■ What is needed ■
Restate all of the data exactly.

★ ★ ★ ★

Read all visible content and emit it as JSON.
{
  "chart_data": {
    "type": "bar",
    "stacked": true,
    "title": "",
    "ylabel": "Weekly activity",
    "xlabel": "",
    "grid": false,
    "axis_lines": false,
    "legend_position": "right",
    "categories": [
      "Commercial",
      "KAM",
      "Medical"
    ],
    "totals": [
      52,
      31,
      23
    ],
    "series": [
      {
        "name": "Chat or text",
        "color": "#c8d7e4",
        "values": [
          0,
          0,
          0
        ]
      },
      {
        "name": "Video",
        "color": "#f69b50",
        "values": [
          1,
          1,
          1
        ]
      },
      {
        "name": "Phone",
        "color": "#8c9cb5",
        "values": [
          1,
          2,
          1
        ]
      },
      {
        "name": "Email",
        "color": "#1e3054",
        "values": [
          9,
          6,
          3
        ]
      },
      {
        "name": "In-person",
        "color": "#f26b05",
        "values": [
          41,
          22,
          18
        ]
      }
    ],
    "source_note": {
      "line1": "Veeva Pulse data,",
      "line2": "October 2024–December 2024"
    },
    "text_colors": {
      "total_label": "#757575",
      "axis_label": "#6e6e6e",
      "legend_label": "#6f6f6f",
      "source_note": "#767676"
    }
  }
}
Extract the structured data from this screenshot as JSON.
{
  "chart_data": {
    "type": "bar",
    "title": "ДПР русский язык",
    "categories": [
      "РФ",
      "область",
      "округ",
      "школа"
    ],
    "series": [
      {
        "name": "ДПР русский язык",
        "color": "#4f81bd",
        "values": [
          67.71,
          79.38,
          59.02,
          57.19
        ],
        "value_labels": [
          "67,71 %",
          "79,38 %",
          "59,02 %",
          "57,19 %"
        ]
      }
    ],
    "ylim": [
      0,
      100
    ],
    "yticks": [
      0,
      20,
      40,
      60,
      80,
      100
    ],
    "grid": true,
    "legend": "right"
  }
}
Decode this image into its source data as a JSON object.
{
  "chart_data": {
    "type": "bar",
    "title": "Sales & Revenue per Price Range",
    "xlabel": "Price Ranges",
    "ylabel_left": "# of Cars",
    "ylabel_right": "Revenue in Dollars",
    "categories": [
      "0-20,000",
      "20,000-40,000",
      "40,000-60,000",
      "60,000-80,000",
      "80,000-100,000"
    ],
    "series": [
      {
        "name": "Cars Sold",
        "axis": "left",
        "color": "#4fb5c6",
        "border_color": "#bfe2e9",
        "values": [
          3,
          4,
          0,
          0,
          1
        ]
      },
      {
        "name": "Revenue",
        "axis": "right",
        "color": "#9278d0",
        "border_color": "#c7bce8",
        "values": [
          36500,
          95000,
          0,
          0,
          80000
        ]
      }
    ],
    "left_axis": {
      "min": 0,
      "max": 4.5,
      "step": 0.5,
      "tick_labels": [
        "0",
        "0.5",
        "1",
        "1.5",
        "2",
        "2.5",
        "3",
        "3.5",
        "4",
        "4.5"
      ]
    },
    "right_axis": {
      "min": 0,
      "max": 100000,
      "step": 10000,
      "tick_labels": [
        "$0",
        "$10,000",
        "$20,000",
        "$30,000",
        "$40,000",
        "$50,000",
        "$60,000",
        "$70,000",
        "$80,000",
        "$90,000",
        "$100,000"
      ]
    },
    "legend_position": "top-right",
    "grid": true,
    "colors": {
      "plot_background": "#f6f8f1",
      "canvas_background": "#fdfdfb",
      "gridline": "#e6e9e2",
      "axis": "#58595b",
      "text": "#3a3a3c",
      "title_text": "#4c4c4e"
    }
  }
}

★ ★ ★ ★

■ Output for this exercise ■
Read all visible content and emit it as JSON.
{
  "chart_data": {
    "type": "bar",
    "stacked": true,
    "title": "",
    "ylabel": "Weekly activity",
    "xlabel": "",
    "grid": false,
    "axis_lines": false,
    "legend_position": "right",
    "categories": [
      "Commercial",
      "KAM",
      "Medical"
    ],
    "totals": [
      52,
      31,
      23
    ],
    "series": [
      {
        "name": "Chat or text",
        "color": "#c8d7e4",
        "values": [
          0,
          0,
          0
        ]
      },
      {
        "name": "Video",
        "color": "#f69b50",
        "values": [
          1,
          1,
          1
        ]
      },
      {
        "name": "Phone",
        "color": "#8c9cb5",
        "values": [
          1,
          2,
          1
        ]
      },
      {
        "name": "Email",
        "color": "#1e3054",
        "values": [
          9,
          6,
          3
        ]
      },
      {
        "name": "In-person",
        "color": "#f26b05",
        "values": [
          41,
          22,
          18
        ]
      }
    ],
    "source_note": {
      "line1": "Veeva Pulse data,",
      "line2": "October 2024–December 2024"
    },
    "text_colors": {
      "total_label": "#757575",
      "axis_label": "#6e6e6e",
      "legend_label": "#6f6f6f",
      "source_note": "#767676"
    }
  }
}
Extract the structured data from this screenshot as JSON.
{
  "chart_data": {
    "type": "bar",
    "title": "ДПР русский язык",
    "categories": [
      "РФ",
      "область",
      "округ",
      "школа"
    ],
    "series": [
      {
        "name": "ДПР русский язык",
        "color": "#4f81bd",
        "values": [
          67.71,
          79.38,
          59.02,
          57.19
        ],
        "value_labels": [
          "67,71 %",
          "79,38 %",
          "59,02 %",
          "57,19 %"
        ]
      }
    ],
    "ylim": [
      0,
      100
    ],
    "yticks": [
      0,
      20,
      40,
      60,
      80,
      100
    ],
    "grid": true,
    "legend": "right"
  }
}
Decode this image into its source data as a JSON object.
{
  "chart_data": {
    "type": "bar",
    "title": "Sales & Revenue per Price Range",
    "xlabel": "Price Ranges",
    "ylabel_left": "# of Cars",
    "ylabel_right": "Revenue in Dollars",
    "categories": [
      "0-20,000",
      "20,000-40,000",
      "40,000-60,000",
      "60,000-80,000",
      "80,000-100,000"
    ],
    "series": [
      {
        "name": "Cars Sold",
        "axis": "left",
        "color": "#4fb5c6",
        "border_color": "#bfe2e9",
        "values": [
          3,
          4,
          0,
          0,
          1
        ]
      },
      {
        "name": "Revenue",
        "axis": "right",
        "color": "#9278d0",
        "border_color": "#c7bce8",
        "values": [
          36500,
          95000,
          0,
          0,
          80000
        ]
      }
    ],
    "left_axis": {
      "min": 0,
      "max": 4.5,
      "step": 0.5,
      "tick_labels": [
        "0",
        "0.5",
        "1",
        "1.5",
        "2",
        "2.5",
        "3",
        "3.5",
        "4",
        "4.5"
      ]
    },
    "right_axis": {
      "min": 0,
      "max": 100000,
      "step": 10000,
      "tick_labels": [
        "$0",
        "$10,000",
        "$20,000",
        "$30,000",
        "$40,000",
        "$50,000",
        "$60,000",
        "$70,000",
        "$80,000",
        "$90,000",
        "$100,000"
      ]
    },
    "legend_position": "top-right",
    "grid": true,
    "colors": {
      "plot_background": "#f6f8f1",
      "canvas_background": "#fdfdfb",
      "gridline": "#e6e9e2",
      "axis": "#58595b",
      "text": "#3a3a3c",
      "title_text": "#4c4c4e"
    }
  }
}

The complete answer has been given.